— BEGIN —

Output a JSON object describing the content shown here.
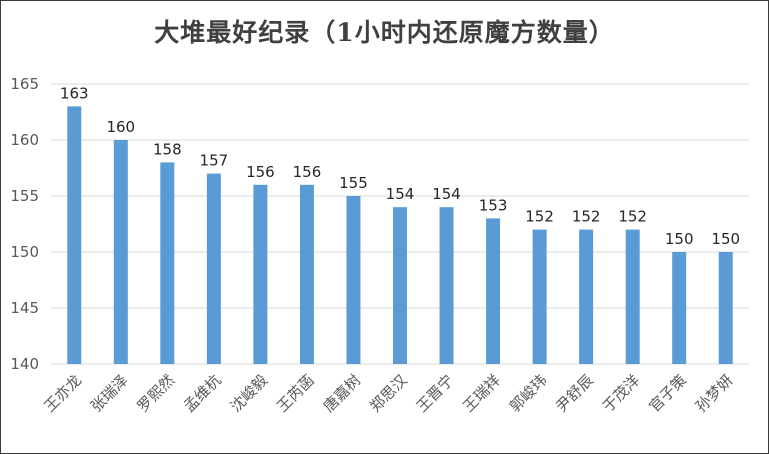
{
  "chart_data": {
    "type": "bar",
    "title": "大堆最好纪录（1小时内还原魔方数量）",
    "categories": [
      "王亦龙",
      "张瑞泽",
      "罗熙然",
      "孟维杭",
      "沈峻毅",
      "王芮菡",
      "唐嘉树",
      "郑思汉",
      "王晋宁",
      "王瑞祥",
      "郭峻玮",
      "尹舒辰",
      "于茂洋",
      "官子策",
      "孙梦妍"
    ],
    "values": [
      163,
      160,
      158,
      157,
      156,
      156,
      155,
      154,
      154,
      153,
      152,
      152,
      152,
      150,
      150
    ],
    "yticks": [
      140,
      145,
      150,
      155,
      160,
      165
    ],
    "ylim": [
      140,
      165
    ],
    "xlabel": "",
    "ylabel": "",
    "grid": true,
    "data_labels": true,
    "bar_color": "#5B9BD5",
    "grid_color": "#D9D9D9"
  }
}
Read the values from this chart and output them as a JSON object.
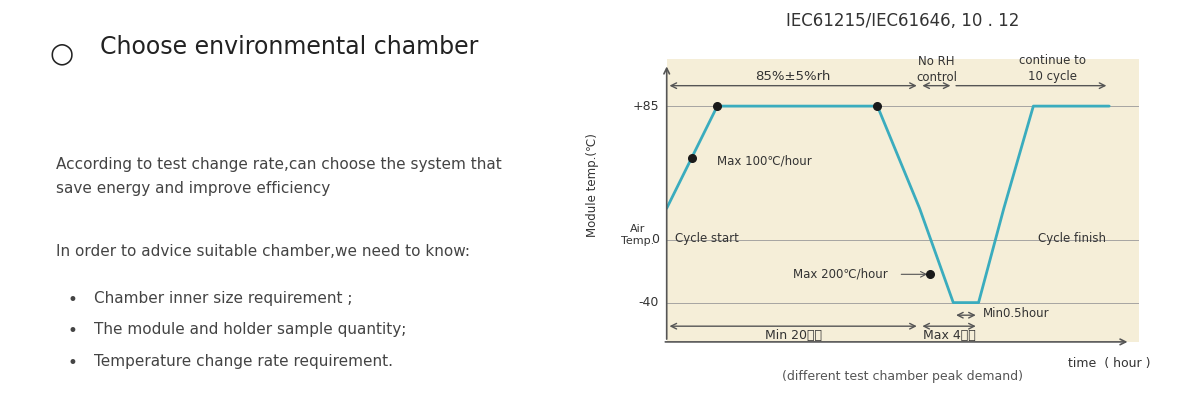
{
  "title": "IEC61215/IEC61646, 10 . 12",
  "bg_color": "#f5eed8",
  "line_color": "#3aacbe",
  "dot_color": "#1a1a1a",
  "text_color": "#333333",
  "heading": "Choose environmental chamber",
  "para1": "According to test change rate,can choose the system that\nsave energy and improve efficiency",
  "para2": "In order to advice suitable chamber,we need to know:",
  "bullets": [
    "Chamber inner size requirement ;",
    "The module and holder sample quantity;",
    "Temperature change rate requirement."
  ],
  "ylabel_main": "Module temp.(℃)",
  "ylabel_air": "Air\nTemp.",
  "xlabel": "time  ( hour )",
  "caption": "(different test chamber peak demand)",
  "annotations": {
    "humidity": "85%±5%rh",
    "no_rh": "No RH\ncontrol",
    "continue": "continue to\n10 cycle",
    "max100": "Max 100℃/hour",
    "max200": "Max 200℃/hour",
    "cycle_start": "Cycle start",
    "cycle_finish": "Cycle finish",
    "min05": "Min0.5hour",
    "min20": "Min 20小时",
    "max4": "Max 4小时"
  },
  "curve_x": [
    0.0,
    0.12,
    0.5,
    0.6,
    0.68,
    0.74,
    0.8,
    0.87,
    1.05
  ],
  "curve_y": [
    20,
    85,
    85,
    20,
    -40,
    -40,
    20,
    85,
    85
  ],
  "xlim": [
    0.0,
    1.12
  ],
  "ylim": [
    -65,
    115
  ]
}
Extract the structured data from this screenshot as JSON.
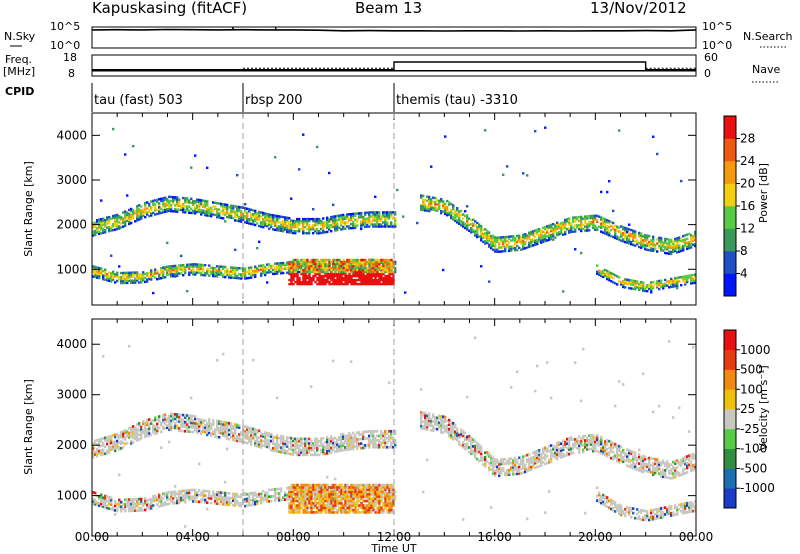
{
  "header": {
    "station": "Kapuskasing (fitACF)",
    "beam": "Beam 13",
    "date": "13/Nov/2012"
  },
  "strip_panels": {
    "nsky_label": "N.Sky",
    "nsky_ticks": [
      "10^5",
      "10^0"
    ],
    "nsearch_label": "N.Search",
    "freq_label_top": "Freq.",
    "freq_label_unit": "[MHz]",
    "freq_ticks": [
      "18",
      "8"
    ],
    "nave_label": "Nave",
    "nave_ticks": [
      "60",
      "0"
    ],
    "cpid_label": "CPID",
    "nsky_trace": [
      4.3,
      4.35,
      4.3,
      4.4,
      4.35,
      4.3,
      4.35,
      4.3,
      4.3,
      4.25,
      4.1,
      4.15,
      4.1,
      4.1,
      4.05,
      4.1,
      4.1,
      4.05,
      4.1,
      4.05,
      4.1,
      4.1,
      4.15,
      4.1,
      4.3
    ],
    "nsky_spikes_hour": [
      5.6,
      7.3
    ],
    "freq_mhz": 10.5,
    "nave_profile": [
      {
        "hour": 0.0,
        "value": 18
      },
      {
        "hour": 6.0,
        "value": 18
      },
      {
        "hour": 12.0,
        "value": 40
      },
      {
        "hour": 22.0,
        "value": 18
      },
      {
        "hour": 24.0,
        "value": 18
      }
    ]
  },
  "cpid_segments": [
    {
      "label": "tau (fast) 503",
      "start_hour": 0.0
    },
    {
      "label": "rbsp 200",
      "start_hour": 6.0
    },
    {
      "label": "themis (tau) -3310",
      "start_hour": 12.0
    }
  ],
  "power_panel": {
    "ylabel": "Slant Range [km]",
    "yticks": [
      1000,
      2000,
      3000,
      4000
    ],
    "ylim": [
      200,
      4500
    ],
    "colorbar_label": "Power [dB]",
    "colorbar_ticks": [
      "4",
      "8",
      "12",
      "16",
      "20",
      "24",
      "28"
    ],
    "colors": [
      "#0014ff",
      "#1f50c8",
      "#3a9a5c",
      "#55cc44",
      "#f0d010",
      "#f59a10",
      "#ef5a10",
      "#e81010"
    ]
  },
  "velocity_panel": {
    "ylabel": "Slant Range [km]",
    "yticks": [
      1000,
      2000,
      3000,
      4000
    ],
    "ylim": [
      200,
      4500
    ],
    "colorbar_label": "Velocity [m s⁻¹]",
    "colorbar_ticks": [
      "1000",
      "500",
      "100",
      "25",
      "-25",
      "-100",
      "-500",
      "-1000"
    ],
    "colors": [
      "#1a3cc8",
      "#1b6eb0",
      "#2f8f3f",
      "#55cc44",
      "#c8c8c0",
      "#f0c010",
      "#f08a10",
      "#e83a10",
      "#e81010"
    ]
  },
  "x_axis": {
    "label": "Time UT",
    "ticks": [
      "00:00",
      "04:00",
      "08:00",
      "12:00",
      "16:00",
      "20:00",
      "00:00"
    ],
    "range_hours": [
      0,
      24
    ]
  },
  "chart_data": {
    "type": "heatmap",
    "title": "Kapuskasing (fitACF) Beam 13 13/Nov/2012",
    "xlabel": "Time UT",
    "ylabel": "Slant Range [km]",
    "xlim_hours": [
      0,
      24
    ],
    "ylim_km": [
      200,
      4500
    ],
    "echo_bands": [
      {
        "name": "upper band",
        "points": [
          [
            0.0,
            1900
          ],
          [
            1.0,
            2050
          ],
          [
            2.0,
            2300
          ],
          [
            3.0,
            2450
          ],
          [
            4.0,
            2400
          ],
          [
            5.0,
            2300
          ],
          [
            6.0,
            2200
          ],
          [
            7.0,
            2050
          ],
          [
            8.0,
            1950
          ],
          [
            9.0,
            1950
          ],
          [
            10.0,
            2050
          ],
          [
            11.0,
            2100
          ],
          [
            12.0,
            2100
          ]
        ],
        "width_km": 320
      },
      {
        "name": "lower band",
        "points": [
          [
            0.0,
            950
          ],
          [
            1.0,
            800
          ],
          [
            2.0,
            820
          ],
          [
            3.0,
            950
          ],
          [
            4.0,
            1000
          ],
          [
            5.0,
            950
          ],
          [
            6.0,
            900
          ],
          [
            7.0,
            1000
          ],
          [
            8.0,
            1050
          ],
          [
            9.0,
            1050
          ],
          [
            10.0,
            1050
          ],
          [
            11.0,
            1100
          ],
          [
            12.0,
            1050
          ]
        ],
        "width_km": 260
      },
      {
        "name": "late upper band",
        "points": [
          [
            13.0,
            2500
          ],
          [
            14.0,
            2400
          ],
          [
            15.0,
            2000
          ],
          [
            16.0,
            1550
          ],
          [
            17.0,
            1600
          ],
          [
            18.0,
            1800
          ],
          [
            19.0,
            2000
          ],
          [
            20.0,
            2050
          ],
          [
            21.0,
            1800
          ],
          [
            22.0,
            1600
          ],
          [
            23.0,
            1500
          ],
          [
            24.0,
            1700
          ]
        ],
        "width_km": 360
      },
      {
        "name": "late lower band",
        "points": [
          [
            20.0,
            1000
          ],
          [
            21.0,
            700
          ],
          [
            22.0,
            600
          ],
          [
            23.0,
            700
          ],
          [
            24.0,
            800
          ]
        ],
        "width_km": 220
      }
    ],
    "strong_echo_patch": {
      "hour_start": 7.8,
      "hour_end": 12.0,
      "km_start": 650,
      "km_end": 1200,
      "power_db": 28
    },
    "power_colorbar_db": [
      4,
      8,
      12,
      16,
      20,
      24,
      28
    ],
    "velocity_colorbar_ms": [
      1000,
      500,
      100,
      25,
      -25,
      -100,
      -500,
      -1000
    ]
  }
}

— END —

[Your task]
Leave out every line without the string "requirement" and copy the rest.

[Solution for this exercise]
    "Chamber inner size requirement ;",
    "Temperature change rate requirement."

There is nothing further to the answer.